DESCRIPTION OF THE TASK. Omit the images. Copy each entry word for word.

--- begin DATA PROVIDED ---

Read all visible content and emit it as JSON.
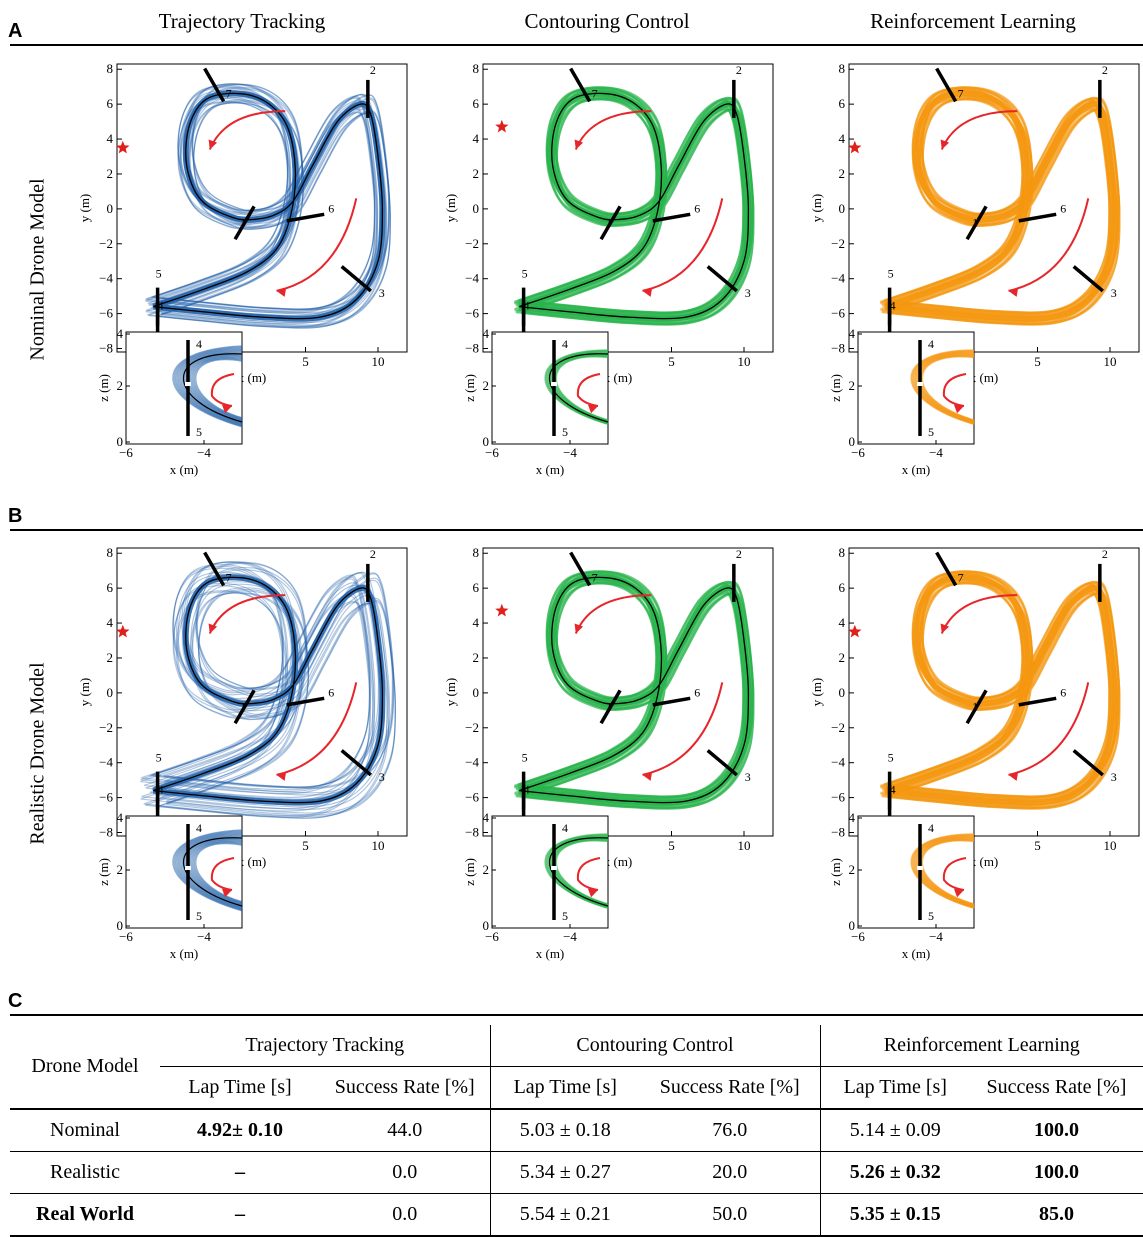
{
  "panels": {
    "a": "A",
    "b": "B",
    "c": "C"
  },
  "columns": [
    "Trajectory Tracking",
    "Contouring Control",
    "Reinforcement Learning"
  ],
  "rows": [
    "Nominal Drone Model",
    "Realistic Drone Model"
  ],
  "axes": {
    "main_x": "x (m)",
    "main_y": "y (m)",
    "inset_x": "x (m)",
    "inset_y": "z (m)",
    "main_y_ticks": [
      "8",
      "6",
      "4",
      "2",
      "0",
      "−2",
      "−4",
      "−6",
      "−8"
    ],
    "main_x_ticks": [
      "5",
      "10"
    ],
    "inset_y_ticks": [
      "4",
      "2",
      "0"
    ],
    "inset_x_ticks": [
      "−6",
      "−4"
    ],
    "gate_labels": [
      "1",
      "2",
      "3",
      "4",
      "5",
      "6",
      "7"
    ]
  },
  "colors": {
    "tracking": "#1f5fa8",
    "contouring": "#28b34b",
    "rl": "#f5960f",
    "arrow": "#e6262b",
    "start": "#e0201b"
  },
  "table": {
    "header": {
      "drone_model": "Drone Model",
      "groups": [
        "Trajectory Tracking",
        "Contouring Control",
        "Reinforcement Learning"
      ],
      "sub": [
        "Lap Time [s]",
        "Success Rate [%]",
        "Lap Time [s]",
        "Success Rate [%]",
        "Lap Time [s]",
        "Success Rate [%]"
      ]
    },
    "rows": [
      {
        "model": "Nominal",
        "cells": [
          "4.92± 0.10",
          "44.0",
          "5.03 ± 0.18",
          "76.0",
          "5.14 ± 0.09",
          "100.0"
        ],
        "bold": [
          true,
          false,
          false,
          false,
          false,
          true
        ],
        "model_bold": false
      },
      {
        "model": "Realistic",
        "cells": [
          "–",
          "0.0",
          "5.34 ± 0.27",
          "20.0",
          "5.26 ± 0.32",
          "100.0"
        ],
        "bold": [
          true,
          false,
          false,
          false,
          true,
          true
        ],
        "model_bold": false
      },
      {
        "model": "Real World",
        "cells": [
          "–",
          "0.0",
          "5.54 ± 0.21",
          "50.0",
          "5.35 ± 0.15",
          "85.0"
        ],
        "bold": [
          true,
          false,
          false,
          false,
          true,
          true
        ],
        "model_bold": true
      }
    ]
  }
}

--- end DATA PROVIDED ---

EXERCISE SOLUTION.
Read all visible content and emit it as JSON.
{
  "panels": {
    "a": "A",
    "b": "B",
    "c": "C"
  },
  "columns": [
    "Trajectory Tracking",
    "Contouring Control",
    "Reinforcement Learning"
  ],
  "rows": [
    "Nominal Drone Model",
    "Realistic Drone Model"
  ],
  "axes": {
    "main_x": "x (m)",
    "main_y": "y (m)",
    "inset_x": "x (m)",
    "inset_y": "z (m)",
    "main_y_ticks": [
      "8",
      "6",
      "4",
      "2",
      "0",
      "−2",
      "−4",
      "−6",
      "−8"
    ],
    "main_x_ticks": [
      "5",
      "10"
    ],
    "inset_y_ticks": [
      "4",
      "2",
      "0"
    ],
    "inset_x_ticks": [
      "−6",
      "−4"
    ],
    "gate_labels": [
      "1",
      "2",
      "3",
      "4",
      "5",
      "6",
      "7"
    ]
  },
  "colors": {
    "tracking": "#1f5fa8",
    "contouring": "#28b34b",
    "rl": "#f5960f",
    "arrow": "#e6262b",
    "start": "#e0201b"
  },
  "table": {
    "header": {
      "drone_model": "Drone Model",
      "groups": [
        "Trajectory Tracking",
        "Contouring Control",
        "Reinforcement Learning"
      ],
      "sub": [
        "Lap Time [s]",
        "Success Rate [%]",
        "Lap Time [s]",
        "Success Rate [%]",
        "Lap Time [s]",
        "Success Rate [%]"
      ]
    },
    "rows": [
      {
        "model": "Nominal",
        "cells": [
          "4.92± 0.10",
          "44.0",
          "5.03 ± 0.18",
          "76.0",
          "5.14 ± 0.09",
          "100.0"
        ],
        "bold": [
          true,
          false,
          false,
          false,
          false,
          true
        ],
        "model_bold": false
      },
      {
        "model": "Realistic",
        "cells": [
          "–",
          "0.0",
          "5.34 ± 0.27",
          "20.0",
          "5.26 ± 0.32",
          "100.0"
        ],
        "bold": [
          true,
          false,
          false,
          false,
          true,
          true
        ],
        "model_bold": false
      },
      {
        "model": "Real World",
        "cells": [
          "–",
          "0.0",
          "5.54 ± 0.21",
          "50.0",
          "5.35 ± 0.15",
          "85.0"
        ],
        "bold": [
          true,
          false,
          false,
          false,
          true,
          true
        ],
        "model_bold": true
      }
    ]
  }
}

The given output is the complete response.